▶ _Excerpt from a dataset_
◇ ◇ ◇ ◇ ◇ ◇ ◇

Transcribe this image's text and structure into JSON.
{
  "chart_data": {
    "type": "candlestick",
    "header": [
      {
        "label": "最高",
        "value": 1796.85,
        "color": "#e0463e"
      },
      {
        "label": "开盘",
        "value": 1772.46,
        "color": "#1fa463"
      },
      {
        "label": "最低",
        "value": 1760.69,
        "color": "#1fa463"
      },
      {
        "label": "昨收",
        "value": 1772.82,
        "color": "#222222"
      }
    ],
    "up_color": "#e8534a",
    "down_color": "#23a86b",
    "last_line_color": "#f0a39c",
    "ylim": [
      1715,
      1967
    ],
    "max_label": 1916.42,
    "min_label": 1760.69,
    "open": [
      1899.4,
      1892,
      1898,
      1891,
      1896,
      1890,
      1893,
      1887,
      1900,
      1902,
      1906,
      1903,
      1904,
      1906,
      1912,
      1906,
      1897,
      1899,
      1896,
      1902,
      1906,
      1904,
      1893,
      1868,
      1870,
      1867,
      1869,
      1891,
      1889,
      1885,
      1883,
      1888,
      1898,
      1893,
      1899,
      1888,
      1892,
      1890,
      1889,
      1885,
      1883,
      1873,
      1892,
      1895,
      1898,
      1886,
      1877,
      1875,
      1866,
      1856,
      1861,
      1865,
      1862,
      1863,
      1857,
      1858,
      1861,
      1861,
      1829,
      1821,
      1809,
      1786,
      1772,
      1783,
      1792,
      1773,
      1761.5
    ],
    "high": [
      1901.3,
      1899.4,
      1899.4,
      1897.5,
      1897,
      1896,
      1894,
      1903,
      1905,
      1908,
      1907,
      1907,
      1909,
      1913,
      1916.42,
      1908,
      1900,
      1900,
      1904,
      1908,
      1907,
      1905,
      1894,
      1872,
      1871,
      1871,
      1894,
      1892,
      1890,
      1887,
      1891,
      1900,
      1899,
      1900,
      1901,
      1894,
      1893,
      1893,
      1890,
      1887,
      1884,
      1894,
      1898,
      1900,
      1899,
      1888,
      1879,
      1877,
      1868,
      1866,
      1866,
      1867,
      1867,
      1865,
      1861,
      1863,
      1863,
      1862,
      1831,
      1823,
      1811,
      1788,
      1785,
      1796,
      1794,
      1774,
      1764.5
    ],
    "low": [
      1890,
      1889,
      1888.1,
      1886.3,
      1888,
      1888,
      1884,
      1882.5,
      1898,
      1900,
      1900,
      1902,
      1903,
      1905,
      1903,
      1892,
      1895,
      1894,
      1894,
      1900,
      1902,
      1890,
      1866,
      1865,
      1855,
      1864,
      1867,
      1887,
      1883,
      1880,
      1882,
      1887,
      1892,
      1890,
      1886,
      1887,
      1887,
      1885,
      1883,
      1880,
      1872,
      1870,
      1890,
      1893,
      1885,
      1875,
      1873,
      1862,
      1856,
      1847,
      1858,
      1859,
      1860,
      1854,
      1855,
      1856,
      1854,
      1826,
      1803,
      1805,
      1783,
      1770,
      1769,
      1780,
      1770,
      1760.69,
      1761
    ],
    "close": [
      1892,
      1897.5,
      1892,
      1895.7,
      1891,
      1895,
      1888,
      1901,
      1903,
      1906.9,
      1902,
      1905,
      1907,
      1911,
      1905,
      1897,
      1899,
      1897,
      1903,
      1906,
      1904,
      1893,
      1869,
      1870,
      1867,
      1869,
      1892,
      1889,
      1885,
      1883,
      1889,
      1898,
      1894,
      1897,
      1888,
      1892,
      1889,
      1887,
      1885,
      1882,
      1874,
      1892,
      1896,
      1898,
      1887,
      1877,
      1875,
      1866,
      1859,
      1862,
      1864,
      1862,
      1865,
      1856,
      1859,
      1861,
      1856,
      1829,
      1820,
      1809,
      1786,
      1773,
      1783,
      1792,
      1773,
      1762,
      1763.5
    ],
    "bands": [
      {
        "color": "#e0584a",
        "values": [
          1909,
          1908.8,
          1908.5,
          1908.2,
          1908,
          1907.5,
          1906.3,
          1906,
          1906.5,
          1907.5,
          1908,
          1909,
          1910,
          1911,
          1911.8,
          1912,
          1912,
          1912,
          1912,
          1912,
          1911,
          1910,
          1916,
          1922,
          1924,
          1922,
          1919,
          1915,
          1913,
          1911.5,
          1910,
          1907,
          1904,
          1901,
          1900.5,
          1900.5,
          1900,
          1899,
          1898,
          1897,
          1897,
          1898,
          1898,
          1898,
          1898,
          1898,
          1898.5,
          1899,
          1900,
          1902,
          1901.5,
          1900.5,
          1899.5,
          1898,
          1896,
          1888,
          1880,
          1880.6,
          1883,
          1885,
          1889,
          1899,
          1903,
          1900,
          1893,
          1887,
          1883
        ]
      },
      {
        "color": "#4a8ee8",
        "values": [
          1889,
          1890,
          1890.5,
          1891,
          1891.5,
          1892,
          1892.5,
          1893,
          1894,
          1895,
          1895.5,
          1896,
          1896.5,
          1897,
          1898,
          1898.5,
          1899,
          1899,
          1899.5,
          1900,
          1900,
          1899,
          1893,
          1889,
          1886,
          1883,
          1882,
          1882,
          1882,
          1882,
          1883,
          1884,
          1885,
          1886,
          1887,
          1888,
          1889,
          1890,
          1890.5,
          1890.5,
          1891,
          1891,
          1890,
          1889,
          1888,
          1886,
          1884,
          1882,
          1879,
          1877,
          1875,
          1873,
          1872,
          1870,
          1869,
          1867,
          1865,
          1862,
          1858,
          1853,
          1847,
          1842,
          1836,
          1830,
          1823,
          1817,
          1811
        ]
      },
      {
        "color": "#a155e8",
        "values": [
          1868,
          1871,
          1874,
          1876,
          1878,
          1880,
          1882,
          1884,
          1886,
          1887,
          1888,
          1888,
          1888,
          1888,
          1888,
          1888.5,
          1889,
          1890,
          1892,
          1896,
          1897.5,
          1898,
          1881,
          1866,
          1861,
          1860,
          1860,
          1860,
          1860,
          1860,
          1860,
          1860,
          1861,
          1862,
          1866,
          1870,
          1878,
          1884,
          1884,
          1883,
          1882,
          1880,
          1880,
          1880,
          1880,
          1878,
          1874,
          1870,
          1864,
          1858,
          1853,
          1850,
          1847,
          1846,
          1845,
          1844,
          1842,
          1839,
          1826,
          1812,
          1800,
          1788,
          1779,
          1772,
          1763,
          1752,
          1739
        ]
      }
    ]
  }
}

◇ ◇ ◇ ◇ ◇ ◇ ◇

Using the material above, print every entry exactly as written.

Transcribe this image's text and structure into JSON.
{
  "chart_data": {
    "type": "candlestick",
    "header": [
      {
        "label": "最高",
        "value": 1796.85,
        "color": "#e0463e"
      },
      {
        "label": "开盘",
        "value": 1772.46,
        "color": "#1fa463"
      },
      {
        "label": "最低",
        "value": 1760.69,
        "color": "#1fa463"
      },
      {
        "label": "昨收",
        "value": 1772.82,
        "color": "#222222"
      }
    ],
    "up_color": "#e8534a",
    "down_color": "#23a86b",
    "last_line_color": "#f0a39c",
    "ylim": [
      1715,
      1967
    ],
    "max_label": 1916.42,
    "min_label": 1760.69,
    "open": [
      1899.4,
      1892,
      1898,
      1891,
      1896,
      1890,
      1893,
      1887,
      1900,
      1902,
      1906,
      1903,
      1904,
      1906,
      1912,
      1906,
      1897,
      1899,
      1896,
      1902,
      1906,
      1904,
      1893,
      1868,
      1870,
      1867,
      1869,
      1891,
      1889,
      1885,
      1883,
      1888,
      1898,
      1893,
      1899,
      1888,
      1892,
      1890,
      1889,
      1885,
      1883,
      1873,
      1892,
      1895,
      1898,
      1886,
      1877,
      1875,
      1866,
      1856,
      1861,
      1865,
      1862,
      1863,
      1857,
      1858,
      1861,
      1861,
      1829,
      1821,
      1809,
      1786,
      1772,
      1783,
      1792,
      1773,
      1761.5
    ],
    "high": [
      1901.3,
      1899.4,
      1899.4,
      1897.5,
      1897,
      1896,
      1894,
      1903,
      1905,
      1908,
      1907,
      1907,
      1909,
      1913,
      1916.42,
      1908,
      1900,
      1900,
      1904,
      1908,
      1907,
      1905,
      1894,
      1872,
      1871,
      1871,
      1894,
      1892,
      1890,
      1887,
      1891,
      1900,
      1899,
      1900,
      1901,
      1894,
      1893,
      1893,
      1890,
      1887,
      1884,
      1894,
      1898,
      1900,
      1899,
      1888,
      1879,
      1877,
      1868,
      1866,
      1866,
      1867,
      1867,
      1865,
      1861,
      1863,
      1863,
      1862,
      1831,
      1823,
      1811,
      1788,
      1785,
      1796,
      1794,
      1774,
      1764.5
    ],
    "low": [
      1890,
      1889,
      1888.1,
      1886.3,
      1888,
      1888,
      1884,
      1882.5,
      1898,
      1900,
      1900,
      1902,
      1903,
      1905,
      1903,
      1892,
      1895,
      1894,
      1894,
      1900,
      1902,
      1890,
      1866,
      1865,
      1855,
      1864,
      1867,
      1887,
      1883,
      1880,
      1882,
      1887,
      1892,
      1890,
      1886,
      1887,
      1887,
      1885,
      1883,
      1880,
      1872,
      1870,
      1890,
      1893,
      1885,
      1875,
      1873,
      1862,
      1856,
      1847,
      1858,
      1859,
      1860,
      1854,
      1855,
      1856,
      1854,
      1826,
      1803,
      1805,
      1783,
      1770,
      1769,
      1780,
      1770,
      1760.69,
      1761
    ],
    "close": [
      1892,
      1897.5,
      1892,
      1895.7,
      1891,
      1895,
      1888,
      1901,
      1903,
      1906.9,
      1902,
      1905,
      1907,
      1911,
      1905,
      1897,
      1899,
      1897,
      1903,
      1906,
      1904,
      1893,
      1869,
      1870,
      1867,
      1869,
      1892,
      1889,
      1885,
      1883,
      1889,
      1898,
      1894,
      1897,
      1888,
      1892,
      1889,
      1887,
      1885,
      1882,
      1874,
      1892,
      1896,
      1898,
      1887,
      1877,
      1875,
      1866,
      1859,
      1862,
      1864,
      1862,
      1865,
      1856,
      1859,
      1861,
      1856,
      1829,
      1820,
      1809,
      1786,
      1773,
      1783,
      1792,
      1773,
      1762,
      1763.5
    ],
    "bands": [
      {
        "color": "#e0584a",
        "values": [
          1909,
          1908.8,
          1908.5,
          1908.2,
          1908,
          1907.5,
          1906.3,
          1906,
          1906.5,
          1907.5,
          1908,
          1909,
          1910,
          1911,
          1911.8,
          1912,
          1912,
          1912,
          1912,
          1912,
          1911,
          1910,
          1916,
          1922,
          1924,
          1922,
          1919,
          1915,
          1913,
          1911.5,
          1910,
          1907,
          1904,
          1901,
          1900.5,
          1900.5,
          1900,
          1899,
          1898,
          1897,
          1897,
          1898,
          1898,
          1898,
          1898,
          1898,
          1898.5,
          1899,
          1900,
          1902,
          1901.5,
          1900.5,
          1899.5,
          1898,
          1896,
          1888,
          1880,
          1880.6,
          1883,
          1885,
          1889,
          1899,
          1903,
          1900,
          1893,
          1887,
          1883
        ]
      },
      {
        "color": "#4a8ee8",
        "values": [
          1889,
          1890,
          1890.5,
          1891,
          1891.5,
          1892,
          1892.5,
          1893,
          1894,
          1895,
          1895.5,
          1896,
          1896.5,
          1897,
          1898,
          1898.5,
          1899,
          1899,
          1899.5,
          1900,
          1900,
          1899,
          1893,
          1889,
          1886,
          1883,
          1882,
          1882,
          1882,
          1882,
          1883,
          1884,
          1885,
          1886,
          1887,
          1888,
          1889,
          1890,
          1890.5,
          1890.5,
          1891,
          1891,
          1890,
          1889,
          1888,
          1886,
          1884,
          1882,
          1879,
          1877,
          1875,
          1873,
          1872,
          1870,
          1869,
          1867,
          1865,
          1862,
          1858,
          1853,
          1847,
          1842,
          1836,
          1830,
          1823,
          1817,
          1811
        ]
      },
      {
        "color": "#a155e8",
        "values": [
          1868,
          1871,
          1874,
          1876,
          1878,
          1880,
          1882,
          1884,
          1886,
          1887,
          1888,
          1888,
          1888,
          1888,
          1888,
          1888.5,
          1889,
          1890,
          1892,
          1896,
          1897.5,
          1898,
          1881,
          1866,
          1861,
          1860,
          1860,
          1860,
          1860,
          1860,
          1860,
          1860,
          1861,
          1862,
          1866,
          1870,
          1878,
          1884,
          1884,
          1883,
          1882,
          1880,
          1880,
          1880,
          1880,
          1878,
          1874,
          1870,
          1864,
          1858,
          1853,
          1850,
          1847,
          1846,
          1845,
          1844,
          1842,
          1839,
          1826,
          1812,
          1800,
          1788,
          1779,
          1772,
          1763,
          1752,
          1739
        ]
      }
    ]
  }
}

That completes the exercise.